Data entries for graphics
***

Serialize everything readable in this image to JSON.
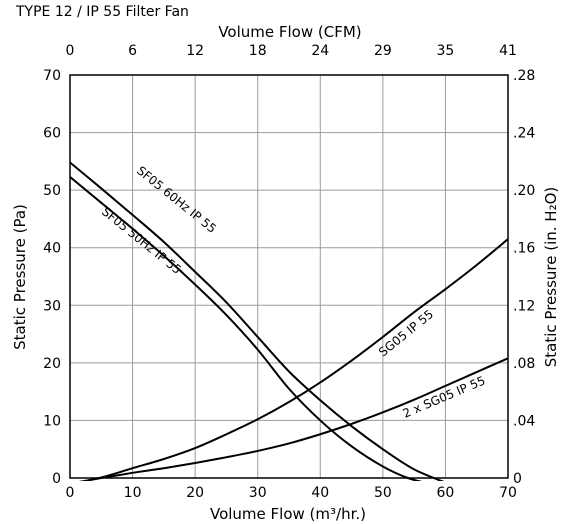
{
  "chart_data": {
    "type": "line",
    "title": "TYPE 12 / IP 55 Filter Fan",
    "xlabel_bottom": "Volume Flow (m³/hr.)",
    "xlabel_top": "Volume Flow (CFM)",
    "ylabel_left": "Static Pressure (Pa)",
    "ylabel_right": "Static Pressure (in. H₂O)",
    "xlim": [
      0,
      70
    ],
    "ylim": [
      0,
      70
    ],
    "x_ticks": [
      "0",
      "10",
      "20",
      "30",
      "40",
      "50",
      "60",
      "70"
    ],
    "y_ticks": [
      "0",
      "10",
      "20",
      "30",
      "40",
      "50",
      "60",
      "70"
    ],
    "x_top_ticks": [
      "0",
      "6",
      "12",
      "18",
      "24",
      "29",
      "35",
      "41"
    ],
    "y_right_ticks": [
      "0",
      ".04",
      ".08",
      ".12",
      ".16",
      ".20",
      ".24",
      ".28"
    ],
    "grid": true,
    "series": [
      {
        "name": "SF05 60Hz IP 55",
        "kind": "fan",
        "points": [
          [
            0,
            54.8
          ],
          [
            5,
            50.3
          ],
          [
            10,
            45.7
          ],
          [
            15,
            41.0
          ],
          [
            20,
            35.8
          ],
          [
            25,
            30.5
          ],
          [
            30,
            24.5
          ],
          [
            35,
            18.5
          ],
          [
            40,
            13.5
          ],
          [
            45,
            9.0
          ],
          [
            50,
            5.0
          ],
          [
            55,
            1.5
          ],
          [
            60.5,
            -1.0
          ]
        ]
      },
      {
        "name": "SF05 50Hz IP 55",
        "kind": "fan",
        "points": [
          [
            0,
            52.3
          ],
          [
            5,
            47.8
          ],
          [
            10,
            43.3
          ],
          [
            15,
            38.6
          ],
          [
            20,
            33.6
          ],
          [
            25,
            28.3
          ],
          [
            30,
            22.3
          ],
          [
            35,
            15.5
          ],
          [
            40,
            10.0
          ],
          [
            45,
            5.5
          ],
          [
            50,
            2.0
          ],
          [
            54,
            0.0
          ],
          [
            57.5,
            -1.0
          ]
        ]
      },
      {
        "name": "SG05 IP 55",
        "kind": "system",
        "points": [
          [
            0,
            -1.0
          ],
          [
            5,
            0.1
          ],
          [
            10,
            1.7
          ],
          [
            15,
            3.3
          ],
          [
            20,
            5.2
          ],
          [
            25,
            7.6
          ],
          [
            30,
            10.2
          ],
          [
            35,
            13.2
          ],
          [
            40,
            16.6
          ],
          [
            45,
            20.4
          ],
          [
            50,
            24.5
          ],
          [
            55,
            28.8
          ],
          [
            60,
            32.8
          ],
          [
            65,
            37.0
          ],
          [
            70,
            41.5
          ]
        ]
      },
      {
        "name": "2 x SG05 IP 55",
        "kind": "system",
        "points": [
          [
            0,
            -1.0
          ],
          [
            5,
            0.0
          ],
          [
            10,
            0.9
          ],
          [
            15,
            1.7
          ],
          [
            20,
            2.6
          ],
          [
            25,
            3.6
          ],
          [
            30,
            4.7
          ],
          [
            35,
            6.0
          ],
          [
            40,
            7.6
          ],
          [
            45,
            9.4
          ],
          [
            50,
            11.4
          ],
          [
            55,
            13.6
          ],
          [
            60,
            16.0
          ],
          [
            65,
            18.4
          ],
          [
            70,
            20.8
          ]
        ]
      }
    ]
  }
}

***

■ TASK TO CARRY OUT: Repeat the data exactly in full, omitting its pictures.

■ RESPONSE TO THIS TASK:
Serialize everything readable in this image to JSON.
{
  "chart_data": {
    "type": "line",
    "title": "TYPE 12 / IP 55 Filter Fan",
    "xlabel_bottom": "Volume Flow (m³/hr.)",
    "xlabel_top": "Volume Flow (CFM)",
    "ylabel_left": "Static Pressure (Pa)",
    "ylabel_right": "Static Pressure (in. H₂O)",
    "xlim": [
      0,
      70
    ],
    "ylim": [
      0,
      70
    ],
    "x_ticks": [
      "0",
      "10",
      "20",
      "30",
      "40",
      "50",
      "60",
      "70"
    ],
    "y_ticks": [
      "0",
      "10",
      "20",
      "30",
      "40",
      "50",
      "60",
      "70"
    ],
    "x_top_ticks": [
      "0",
      "6",
      "12",
      "18",
      "24",
      "29",
      "35",
      "41"
    ],
    "y_right_ticks": [
      "0",
      ".04",
      ".08",
      ".12",
      ".16",
      ".20",
      ".24",
      ".28"
    ],
    "grid": true,
    "series": [
      {
        "name": "SF05 60Hz IP 55",
        "kind": "fan",
        "points": [
          [
            0,
            54.8
          ],
          [
            5,
            50.3
          ],
          [
            10,
            45.7
          ],
          [
            15,
            41.0
          ],
          [
            20,
            35.8
          ],
          [
            25,
            30.5
          ],
          [
            30,
            24.5
          ],
          [
            35,
            18.5
          ],
          [
            40,
            13.5
          ],
          [
            45,
            9.0
          ],
          [
            50,
            5.0
          ],
          [
            55,
            1.5
          ],
          [
            60.5,
            -1.0
          ]
        ]
      },
      {
        "name": "SF05 50Hz IP 55",
        "kind": "fan",
        "points": [
          [
            0,
            52.3
          ],
          [
            5,
            47.8
          ],
          [
            10,
            43.3
          ],
          [
            15,
            38.6
          ],
          [
            20,
            33.6
          ],
          [
            25,
            28.3
          ],
          [
            30,
            22.3
          ],
          [
            35,
            15.5
          ],
          [
            40,
            10.0
          ],
          [
            45,
            5.5
          ],
          [
            50,
            2.0
          ],
          [
            54,
            0.0
          ],
          [
            57.5,
            -1.0
          ]
        ]
      },
      {
        "name": "SG05 IP 55",
        "kind": "system",
        "points": [
          [
            0,
            -1.0
          ],
          [
            5,
            0.1
          ],
          [
            10,
            1.7
          ],
          [
            15,
            3.3
          ],
          [
            20,
            5.2
          ],
          [
            25,
            7.6
          ],
          [
            30,
            10.2
          ],
          [
            35,
            13.2
          ],
          [
            40,
            16.6
          ],
          [
            45,
            20.4
          ],
          [
            50,
            24.5
          ],
          [
            55,
            28.8
          ],
          [
            60,
            32.8
          ],
          [
            65,
            37.0
          ],
          [
            70,
            41.5
          ]
        ]
      },
      {
        "name": "2 x SG05 IP 55",
        "kind": "system",
        "points": [
          [
            0,
            -1.0
          ],
          [
            5,
            0.0
          ],
          [
            10,
            0.9
          ],
          [
            15,
            1.7
          ],
          [
            20,
            2.6
          ],
          [
            25,
            3.6
          ],
          [
            30,
            4.7
          ],
          [
            35,
            6.0
          ],
          [
            40,
            7.6
          ],
          [
            45,
            9.4
          ],
          [
            50,
            11.4
          ],
          [
            55,
            13.6
          ],
          [
            60,
            16.0
          ],
          [
            65,
            18.4
          ],
          [
            70,
            20.8
          ]
        ]
      }
    ]
  }
}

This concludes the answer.